**Dados fornecidos:**
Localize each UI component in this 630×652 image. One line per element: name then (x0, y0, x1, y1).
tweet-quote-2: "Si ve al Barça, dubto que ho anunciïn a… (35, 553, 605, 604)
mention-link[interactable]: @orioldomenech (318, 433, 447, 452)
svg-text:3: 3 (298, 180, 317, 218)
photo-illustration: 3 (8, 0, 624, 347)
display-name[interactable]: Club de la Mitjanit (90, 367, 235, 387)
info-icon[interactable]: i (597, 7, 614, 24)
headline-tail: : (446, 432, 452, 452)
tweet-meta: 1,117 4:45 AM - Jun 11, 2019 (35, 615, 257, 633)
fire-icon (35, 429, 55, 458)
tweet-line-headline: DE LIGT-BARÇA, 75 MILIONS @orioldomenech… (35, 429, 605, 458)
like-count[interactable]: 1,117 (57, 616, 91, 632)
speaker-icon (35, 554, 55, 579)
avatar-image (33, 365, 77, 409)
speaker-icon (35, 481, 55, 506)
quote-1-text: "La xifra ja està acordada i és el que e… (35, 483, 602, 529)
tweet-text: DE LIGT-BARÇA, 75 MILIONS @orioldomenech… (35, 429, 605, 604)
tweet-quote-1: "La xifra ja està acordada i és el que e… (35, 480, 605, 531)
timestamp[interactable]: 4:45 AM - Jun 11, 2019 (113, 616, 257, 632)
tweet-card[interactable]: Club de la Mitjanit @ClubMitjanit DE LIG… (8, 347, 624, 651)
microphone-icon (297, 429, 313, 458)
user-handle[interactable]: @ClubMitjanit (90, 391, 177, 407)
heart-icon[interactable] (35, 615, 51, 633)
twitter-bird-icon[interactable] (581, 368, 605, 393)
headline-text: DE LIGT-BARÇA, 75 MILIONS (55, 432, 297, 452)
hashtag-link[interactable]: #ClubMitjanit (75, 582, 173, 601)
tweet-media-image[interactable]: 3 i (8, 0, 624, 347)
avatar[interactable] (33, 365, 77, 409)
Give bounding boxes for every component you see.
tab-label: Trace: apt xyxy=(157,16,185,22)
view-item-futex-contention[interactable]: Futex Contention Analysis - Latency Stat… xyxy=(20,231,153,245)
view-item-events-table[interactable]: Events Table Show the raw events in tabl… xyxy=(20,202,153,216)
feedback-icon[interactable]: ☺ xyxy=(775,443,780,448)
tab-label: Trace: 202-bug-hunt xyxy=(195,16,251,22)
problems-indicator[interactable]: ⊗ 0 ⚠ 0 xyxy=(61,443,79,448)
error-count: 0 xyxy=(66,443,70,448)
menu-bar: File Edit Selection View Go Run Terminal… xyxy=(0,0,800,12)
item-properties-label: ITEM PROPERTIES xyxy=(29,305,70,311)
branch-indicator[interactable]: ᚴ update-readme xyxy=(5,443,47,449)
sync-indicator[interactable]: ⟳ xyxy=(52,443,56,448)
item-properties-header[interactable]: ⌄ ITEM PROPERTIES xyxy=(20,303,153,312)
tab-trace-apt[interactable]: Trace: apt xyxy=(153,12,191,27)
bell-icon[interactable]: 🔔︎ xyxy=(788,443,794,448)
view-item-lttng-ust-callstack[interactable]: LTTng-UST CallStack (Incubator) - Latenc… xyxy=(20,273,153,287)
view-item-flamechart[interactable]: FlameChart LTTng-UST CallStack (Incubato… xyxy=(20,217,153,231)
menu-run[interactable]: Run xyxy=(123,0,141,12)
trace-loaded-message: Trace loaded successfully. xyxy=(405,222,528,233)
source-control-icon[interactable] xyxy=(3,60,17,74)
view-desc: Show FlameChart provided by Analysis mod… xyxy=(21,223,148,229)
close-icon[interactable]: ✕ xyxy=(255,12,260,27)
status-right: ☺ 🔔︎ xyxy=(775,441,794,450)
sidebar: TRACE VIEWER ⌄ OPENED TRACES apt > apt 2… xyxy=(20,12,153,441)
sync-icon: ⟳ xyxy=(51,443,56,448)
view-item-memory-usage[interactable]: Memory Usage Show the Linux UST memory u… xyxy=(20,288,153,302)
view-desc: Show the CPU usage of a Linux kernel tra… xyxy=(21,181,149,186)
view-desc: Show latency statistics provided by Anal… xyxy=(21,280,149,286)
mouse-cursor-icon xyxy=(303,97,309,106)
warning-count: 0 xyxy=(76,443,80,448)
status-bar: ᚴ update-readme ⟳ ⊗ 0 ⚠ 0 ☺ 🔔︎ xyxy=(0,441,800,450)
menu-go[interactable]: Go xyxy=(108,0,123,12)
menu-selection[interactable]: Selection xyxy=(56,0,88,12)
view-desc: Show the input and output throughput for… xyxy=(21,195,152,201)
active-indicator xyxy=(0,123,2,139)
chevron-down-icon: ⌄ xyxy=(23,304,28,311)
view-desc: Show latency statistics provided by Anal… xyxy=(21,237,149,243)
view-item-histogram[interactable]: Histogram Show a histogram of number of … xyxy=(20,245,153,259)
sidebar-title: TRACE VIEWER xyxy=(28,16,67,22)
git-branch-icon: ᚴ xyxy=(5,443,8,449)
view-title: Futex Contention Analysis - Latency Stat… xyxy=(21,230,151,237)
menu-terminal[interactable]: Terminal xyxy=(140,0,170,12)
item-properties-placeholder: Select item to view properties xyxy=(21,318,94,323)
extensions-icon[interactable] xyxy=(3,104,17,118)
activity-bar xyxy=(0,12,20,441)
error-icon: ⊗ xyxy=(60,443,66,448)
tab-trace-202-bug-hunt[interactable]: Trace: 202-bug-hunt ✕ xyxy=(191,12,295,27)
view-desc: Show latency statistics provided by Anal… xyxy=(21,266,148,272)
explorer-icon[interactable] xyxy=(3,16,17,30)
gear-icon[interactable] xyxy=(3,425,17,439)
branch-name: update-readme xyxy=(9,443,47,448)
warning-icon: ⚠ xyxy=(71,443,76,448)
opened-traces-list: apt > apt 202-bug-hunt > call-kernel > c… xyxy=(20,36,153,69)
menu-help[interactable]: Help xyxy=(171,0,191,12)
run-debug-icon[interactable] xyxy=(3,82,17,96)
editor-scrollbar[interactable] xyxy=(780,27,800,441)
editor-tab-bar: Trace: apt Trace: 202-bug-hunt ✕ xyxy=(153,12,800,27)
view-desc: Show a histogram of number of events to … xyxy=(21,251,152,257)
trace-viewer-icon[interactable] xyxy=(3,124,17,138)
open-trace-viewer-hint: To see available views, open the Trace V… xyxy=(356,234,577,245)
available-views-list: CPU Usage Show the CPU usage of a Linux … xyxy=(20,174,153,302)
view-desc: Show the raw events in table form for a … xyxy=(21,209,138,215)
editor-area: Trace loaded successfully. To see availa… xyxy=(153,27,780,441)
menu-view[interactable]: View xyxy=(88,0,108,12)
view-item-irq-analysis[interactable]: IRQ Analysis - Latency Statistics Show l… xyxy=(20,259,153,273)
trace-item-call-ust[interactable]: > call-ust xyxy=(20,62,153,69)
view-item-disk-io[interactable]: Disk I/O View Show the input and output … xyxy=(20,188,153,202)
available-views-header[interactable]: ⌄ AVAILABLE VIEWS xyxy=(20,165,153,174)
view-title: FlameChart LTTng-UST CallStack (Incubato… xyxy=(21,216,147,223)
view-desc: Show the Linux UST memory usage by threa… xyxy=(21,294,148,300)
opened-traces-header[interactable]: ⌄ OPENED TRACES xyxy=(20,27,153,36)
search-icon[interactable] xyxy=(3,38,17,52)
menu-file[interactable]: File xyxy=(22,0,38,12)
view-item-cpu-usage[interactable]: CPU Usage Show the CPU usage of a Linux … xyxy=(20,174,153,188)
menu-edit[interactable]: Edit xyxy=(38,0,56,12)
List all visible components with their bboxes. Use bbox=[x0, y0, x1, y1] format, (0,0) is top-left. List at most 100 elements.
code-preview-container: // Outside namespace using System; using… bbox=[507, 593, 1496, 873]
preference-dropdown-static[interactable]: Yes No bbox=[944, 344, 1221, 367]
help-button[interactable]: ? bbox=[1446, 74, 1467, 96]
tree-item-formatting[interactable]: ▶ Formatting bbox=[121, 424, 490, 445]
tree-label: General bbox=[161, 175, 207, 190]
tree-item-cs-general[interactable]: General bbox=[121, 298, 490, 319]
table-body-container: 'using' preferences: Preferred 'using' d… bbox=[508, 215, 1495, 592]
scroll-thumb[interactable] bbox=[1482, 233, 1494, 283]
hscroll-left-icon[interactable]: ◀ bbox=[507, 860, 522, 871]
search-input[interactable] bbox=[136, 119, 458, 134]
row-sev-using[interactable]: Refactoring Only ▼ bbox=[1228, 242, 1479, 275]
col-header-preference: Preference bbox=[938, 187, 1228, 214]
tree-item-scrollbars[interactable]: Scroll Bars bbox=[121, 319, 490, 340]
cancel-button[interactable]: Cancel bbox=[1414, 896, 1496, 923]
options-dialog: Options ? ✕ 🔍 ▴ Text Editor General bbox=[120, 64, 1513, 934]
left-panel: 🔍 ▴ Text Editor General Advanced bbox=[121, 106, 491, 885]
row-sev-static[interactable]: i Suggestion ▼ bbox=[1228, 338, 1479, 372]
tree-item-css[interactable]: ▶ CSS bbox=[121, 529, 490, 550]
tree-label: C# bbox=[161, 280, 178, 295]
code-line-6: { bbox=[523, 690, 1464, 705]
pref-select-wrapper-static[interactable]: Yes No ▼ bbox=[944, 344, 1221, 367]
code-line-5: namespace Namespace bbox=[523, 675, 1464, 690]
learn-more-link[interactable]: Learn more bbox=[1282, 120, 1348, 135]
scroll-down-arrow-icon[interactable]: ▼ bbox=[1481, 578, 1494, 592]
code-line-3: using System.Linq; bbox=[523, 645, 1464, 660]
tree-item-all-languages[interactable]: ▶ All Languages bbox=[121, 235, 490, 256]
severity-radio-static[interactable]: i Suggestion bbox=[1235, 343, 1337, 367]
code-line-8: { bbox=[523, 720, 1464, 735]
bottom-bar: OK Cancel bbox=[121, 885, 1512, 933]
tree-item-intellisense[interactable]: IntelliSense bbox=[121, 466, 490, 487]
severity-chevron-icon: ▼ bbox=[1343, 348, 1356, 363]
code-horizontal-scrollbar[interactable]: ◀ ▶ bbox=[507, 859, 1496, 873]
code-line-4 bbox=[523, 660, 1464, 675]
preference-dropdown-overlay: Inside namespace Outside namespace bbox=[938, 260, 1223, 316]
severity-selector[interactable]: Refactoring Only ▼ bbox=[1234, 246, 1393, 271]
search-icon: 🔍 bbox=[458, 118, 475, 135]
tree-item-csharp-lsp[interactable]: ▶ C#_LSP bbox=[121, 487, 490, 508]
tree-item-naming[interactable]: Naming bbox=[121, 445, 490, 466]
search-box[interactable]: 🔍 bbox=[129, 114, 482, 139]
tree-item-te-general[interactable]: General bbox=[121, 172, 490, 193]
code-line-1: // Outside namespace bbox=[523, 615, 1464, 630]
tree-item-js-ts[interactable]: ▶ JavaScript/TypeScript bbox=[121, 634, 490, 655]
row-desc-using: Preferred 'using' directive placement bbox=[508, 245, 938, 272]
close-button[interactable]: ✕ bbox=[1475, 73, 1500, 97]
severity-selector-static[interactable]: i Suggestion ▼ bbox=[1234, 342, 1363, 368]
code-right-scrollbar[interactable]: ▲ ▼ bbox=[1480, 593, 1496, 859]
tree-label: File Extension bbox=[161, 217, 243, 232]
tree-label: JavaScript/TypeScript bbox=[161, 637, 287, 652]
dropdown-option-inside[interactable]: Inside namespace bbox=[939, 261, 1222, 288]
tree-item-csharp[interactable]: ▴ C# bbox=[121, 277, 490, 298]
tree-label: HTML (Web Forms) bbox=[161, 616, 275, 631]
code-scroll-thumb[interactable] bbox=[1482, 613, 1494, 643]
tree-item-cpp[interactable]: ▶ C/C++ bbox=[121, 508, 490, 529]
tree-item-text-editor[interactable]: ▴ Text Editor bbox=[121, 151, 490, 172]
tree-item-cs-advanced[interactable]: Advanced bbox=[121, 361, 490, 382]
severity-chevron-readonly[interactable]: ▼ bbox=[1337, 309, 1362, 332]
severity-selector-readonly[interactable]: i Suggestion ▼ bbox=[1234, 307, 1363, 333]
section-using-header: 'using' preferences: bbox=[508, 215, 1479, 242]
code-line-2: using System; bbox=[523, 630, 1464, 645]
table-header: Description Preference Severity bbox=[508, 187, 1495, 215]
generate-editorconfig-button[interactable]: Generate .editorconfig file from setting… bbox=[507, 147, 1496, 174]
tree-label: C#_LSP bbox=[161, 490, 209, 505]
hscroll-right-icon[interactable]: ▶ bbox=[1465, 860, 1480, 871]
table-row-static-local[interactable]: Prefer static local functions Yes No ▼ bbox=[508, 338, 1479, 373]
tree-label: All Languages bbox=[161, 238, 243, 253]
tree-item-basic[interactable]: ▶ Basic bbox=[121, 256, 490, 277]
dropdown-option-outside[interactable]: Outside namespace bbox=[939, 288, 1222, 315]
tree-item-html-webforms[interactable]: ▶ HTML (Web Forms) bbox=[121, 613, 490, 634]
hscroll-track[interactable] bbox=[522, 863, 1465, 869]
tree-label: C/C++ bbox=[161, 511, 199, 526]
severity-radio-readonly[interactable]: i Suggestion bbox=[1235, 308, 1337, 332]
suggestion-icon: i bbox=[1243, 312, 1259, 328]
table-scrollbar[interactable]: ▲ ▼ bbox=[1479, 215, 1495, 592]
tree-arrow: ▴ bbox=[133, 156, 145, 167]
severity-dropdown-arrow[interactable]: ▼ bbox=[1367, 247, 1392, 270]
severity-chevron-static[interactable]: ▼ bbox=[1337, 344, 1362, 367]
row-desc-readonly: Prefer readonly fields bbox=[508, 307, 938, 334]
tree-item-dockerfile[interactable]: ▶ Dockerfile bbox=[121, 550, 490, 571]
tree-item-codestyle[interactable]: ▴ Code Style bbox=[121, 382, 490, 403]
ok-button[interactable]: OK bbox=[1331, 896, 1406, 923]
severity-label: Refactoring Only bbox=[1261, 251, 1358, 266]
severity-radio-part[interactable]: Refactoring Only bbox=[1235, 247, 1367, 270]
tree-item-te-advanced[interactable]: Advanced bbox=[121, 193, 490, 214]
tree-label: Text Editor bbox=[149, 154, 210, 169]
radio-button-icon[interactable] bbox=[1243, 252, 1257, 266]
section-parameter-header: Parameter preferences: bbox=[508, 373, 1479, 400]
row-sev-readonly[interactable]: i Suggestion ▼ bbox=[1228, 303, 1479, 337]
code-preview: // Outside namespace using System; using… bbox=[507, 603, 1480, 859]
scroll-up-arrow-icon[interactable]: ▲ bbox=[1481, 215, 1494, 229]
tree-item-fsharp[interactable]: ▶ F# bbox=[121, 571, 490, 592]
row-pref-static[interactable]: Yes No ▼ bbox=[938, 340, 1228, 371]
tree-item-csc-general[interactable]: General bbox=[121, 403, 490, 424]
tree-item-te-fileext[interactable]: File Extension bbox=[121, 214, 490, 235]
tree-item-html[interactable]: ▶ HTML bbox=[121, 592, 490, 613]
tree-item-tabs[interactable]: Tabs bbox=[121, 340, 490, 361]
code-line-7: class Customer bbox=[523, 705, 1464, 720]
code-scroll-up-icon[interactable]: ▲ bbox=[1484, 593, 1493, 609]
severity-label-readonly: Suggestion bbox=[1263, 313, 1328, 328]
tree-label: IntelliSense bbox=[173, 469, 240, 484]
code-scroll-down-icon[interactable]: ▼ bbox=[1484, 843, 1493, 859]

**Tarefa curta:** Reescreva as linhas desde a primeira até a linha que contém "483, 602, 529)", inclusive, trocando "speaker-icon" por "megaphone-icon" e sem alterar mais nada.

**Resposta à tarefa:**
Localize each UI component in this 630×652 image. One line per element: name then (x0, y0, x1, y1).
tweet-quote-2: "Si ve al Barça, dubto que ho anunciïn a… (35, 553, 605, 604)
mention-link[interactable]: @orioldomenech (318, 433, 447, 452)
svg-text:3: 3 (298, 180, 317, 218)
photo-illustration: 3 (8, 0, 624, 347)
display-name[interactable]: Club de la Mitjanit (90, 367, 235, 387)
info-icon[interactable]: i (597, 7, 614, 24)
headline-tail: : (446, 432, 452, 452)
tweet-meta: 1,117 4:45 AM - Jun 11, 2019 (35, 615, 257, 633)
fire-icon (35, 429, 55, 458)
tweet-line-headline: DE LIGT-BARÇA, 75 MILIONS @orioldomenech… (35, 429, 605, 458)
like-count[interactable]: 1,117 (57, 616, 91, 632)
megaphone-icon (35, 554, 55, 579)
avatar-image (33, 365, 77, 409)
megaphone-icon (35, 481, 55, 506)
quote-1-text: "La xifra ja està acordada i és el que e… (35, 483, 602, 529)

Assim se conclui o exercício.